[Data excerpts]

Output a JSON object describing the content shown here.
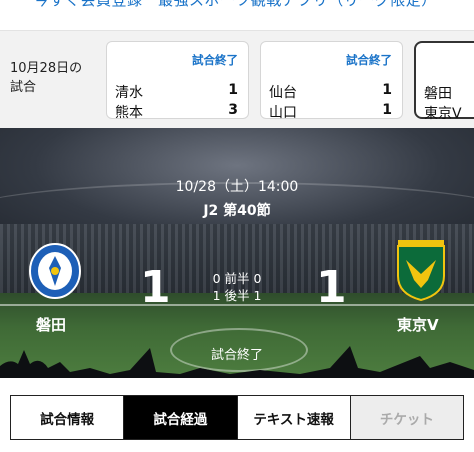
{
  "banner": {
    "text": "今すぐ会員登録　最強スポーツ観戦アプリ（リーグ限定）"
  },
  "schedule": {
    "date_label_line1": "10月28日の",
    "date_label_line2": "試合",
    "games": [
      {
        "status": "試合終了",
        "home": "清水",
        "home_score": "1",
        "away": "熊本",
        "away_score": "3"
      },
      {
        "status": "試合終了",
        "home": "仙台",
        "home_score": "1",
        "away": "山口",
        "away_score": "1"
      },
      {
        "status": "",
        "home": "磐田",
        "home_score": "",
        "away": "東京V",
        "away_score": ""
      }
    ]
  },
  "match": {
    "datetime": "10/28（土）14:00",
    "round": "J2 第40節",
    "home_team": "磐田",
    "away_team": "東京V",
    "home_score": "1",
    "away_score": "1",
    "first_half": "0 前半 0",
    "second_half": "1 後半 1",
    "status": "試合終了",
    "home_crest_icon": "jubilo-crest-icon",
    "away_crest_icon": "verdy-crest-icon"
  },
  "tabs": [
    {
      "label": "試合情報",
      "state": "normal"
    },
    {
      "label": "試合経過",
      "state": "active"
    },
    {
      "label": "テキスト速報",
      "state": "normal"
    },
    {
      "label": "チケット",
      "state": "disabled"
    }
  ],
  "colors": {
    "link_blue": "#1a73c8",
    "verdy_green": "#0c6b3a",
    "jubilo_blue": "#1d5fb7",
    "active_tab": "#000000"
  }
}
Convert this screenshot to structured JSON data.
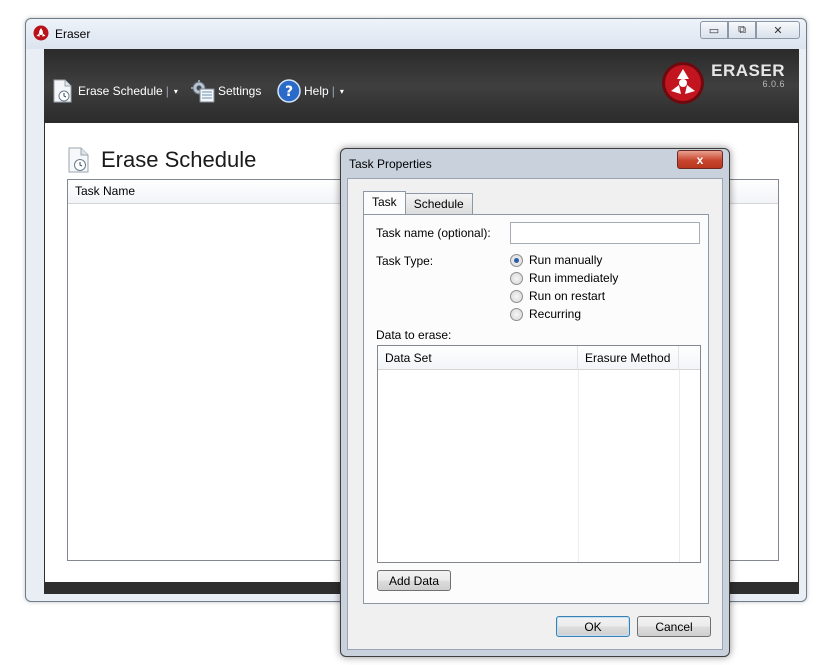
{
  "window": {
    "title": "Eraser",
    "minimize_glyph": "▭",
    "restore_glyph": "⧉",
    "close_glyph": "✕"
  },
  "toolbar": {
    "erase_schedule_label": "Erase Schedule",
    "settings_label": "Settings",
    "help_label": "Help",
    "separator": "|",
    "dropdown_glyph": "▾"
  },
  "logo": {
    "name": "ERASER",
    "version": "6.0.6"
  },
  "main": {
    "page_title": "Erase Schedule",
    "list_columns": [
      "Task Name"
    ]
  },
  "dialog": {
    "title": "Task Properties",
    "close_glyph": "x",
    "tabs": [
      {
        "label": "Task",
        "active": true
      },
      {
        "label": "Schedule",
        "active": false
      }
    ],
    "task_name_label": "Task name (optional):",
    "task_name_value": "",
    "task_type_label": "Task Type:",
    "task_types": [
      {
        "label": "Run manually",
        "checked": true
      },
      {
        "label": "Run immediately",
        "checked": false
      },
      {
        "label": "Run on restart",
        "checked": false
      },
      {
        "label": "Recurring",
        "checked": false
      }
    ],
    "data_to_erase_label": "Data to erase:",
    "data_columns": [
      "Data Set",
      "Erasure Method"
    ],
    "add_data_label": "Add Data",
    "ok_label": "OK",
    "cancel_label": "Cancel"
  },
  "colors": {
    "toolbar_bg": "#2e2e2e",
    "accent_blue": "#2a5ea8",
    "close_red": "#c8462f"
  }
}
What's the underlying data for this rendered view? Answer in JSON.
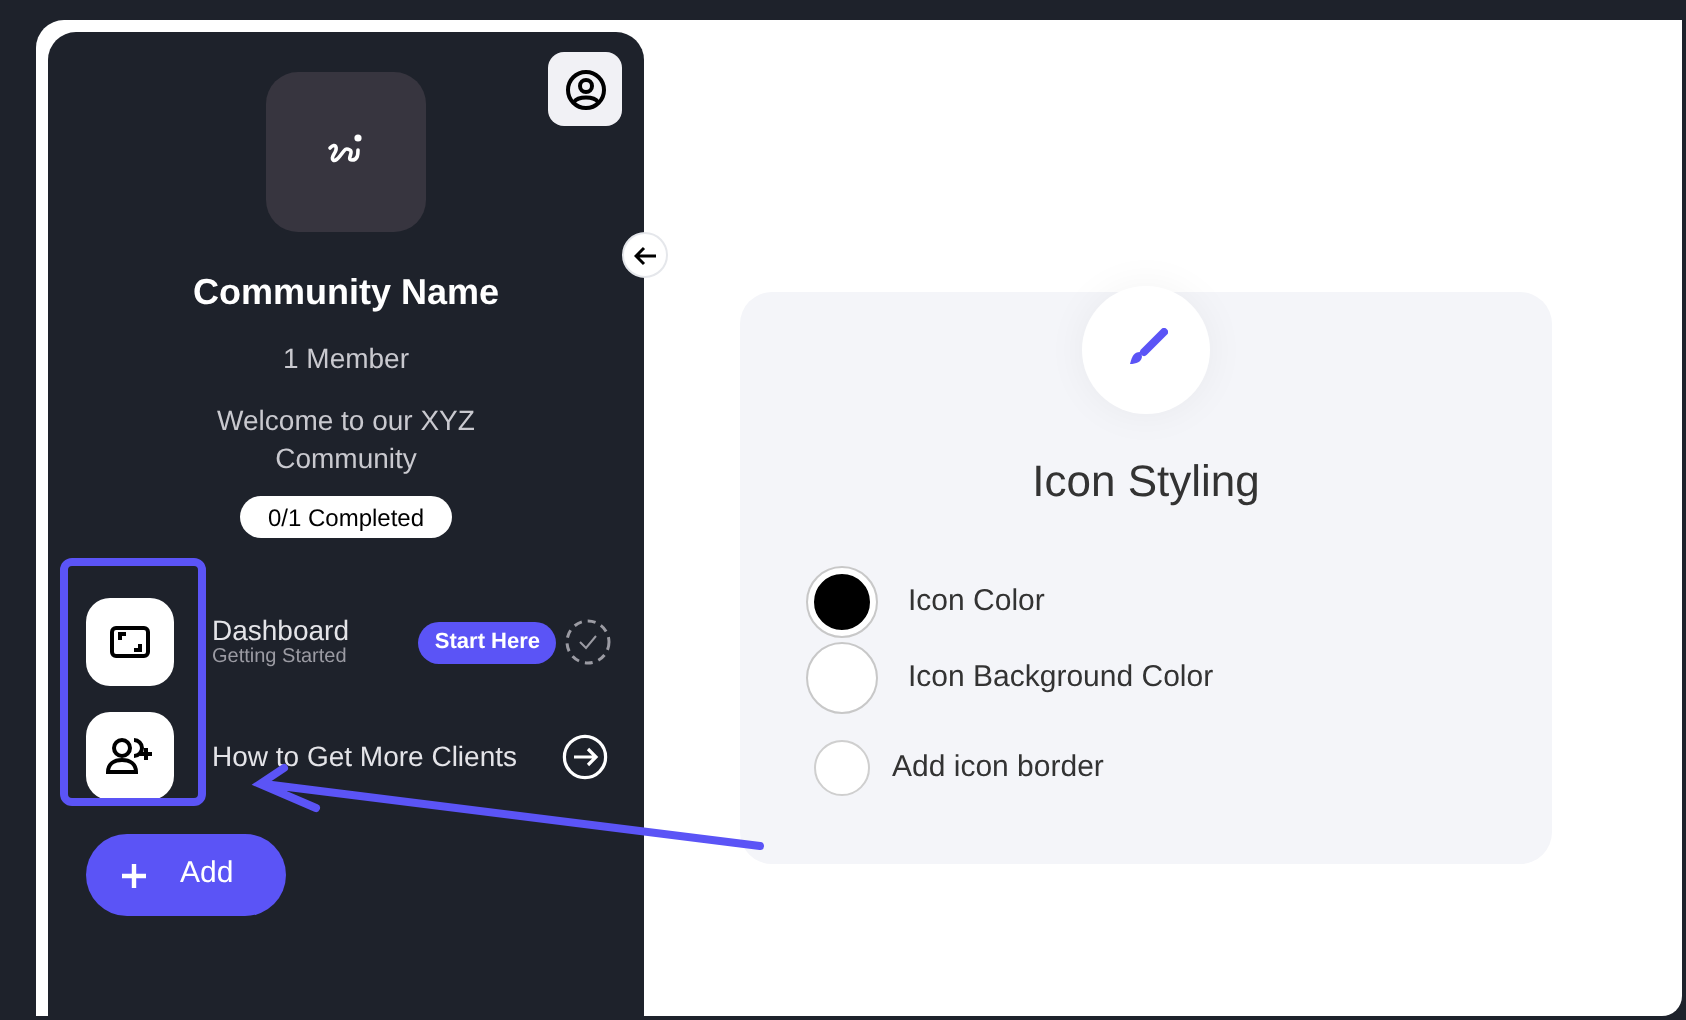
{
  "sidebar": {
    "community_name": "Community Name",
    "members": "1 Member",
    "welcome": "Welcome to our XYZ Community",
    "progress": "0/1 Completed",
    "items": [
      {
        "kind": "started",
        "title": "Dashboard",
        "subtitle": "Getting Started",
        "badge": "Start Here"
      },
      {
        "kind": "link",
        "title": "How to Get More Clients"
      }
    ],
    "add_button": "Add"
  },
  "panel": {
    "title": "Icon Styling",
    "colors": [
      {
        "label": "Icon Color",
        "color": "#000000"
      },
      {
        "label": "Icon Background Color",
        "color": "#ffffff"
      }
    ],
    "border_option": {
      "label": "Add icon border",
      "checked": false
    }
  }
}
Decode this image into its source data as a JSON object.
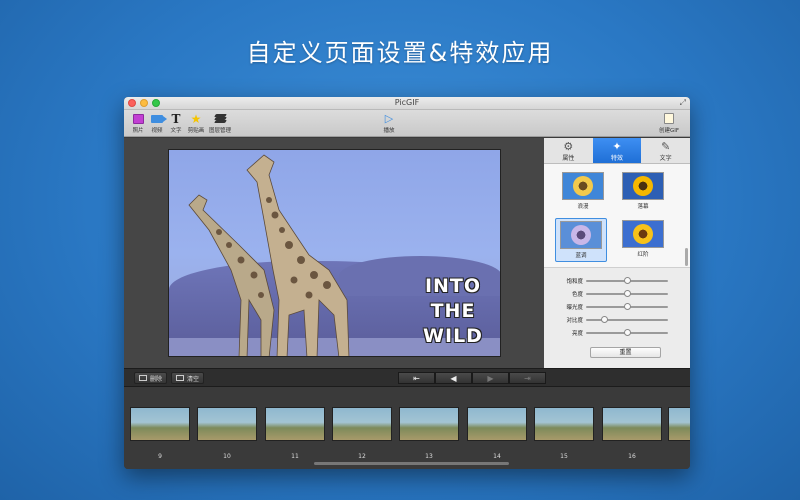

Problem: Scan the material and collect every line that contains "state".

Correct answer:
      "state": "normal"
      "state": "active"
      "state": "normal"
      "state": "disabled"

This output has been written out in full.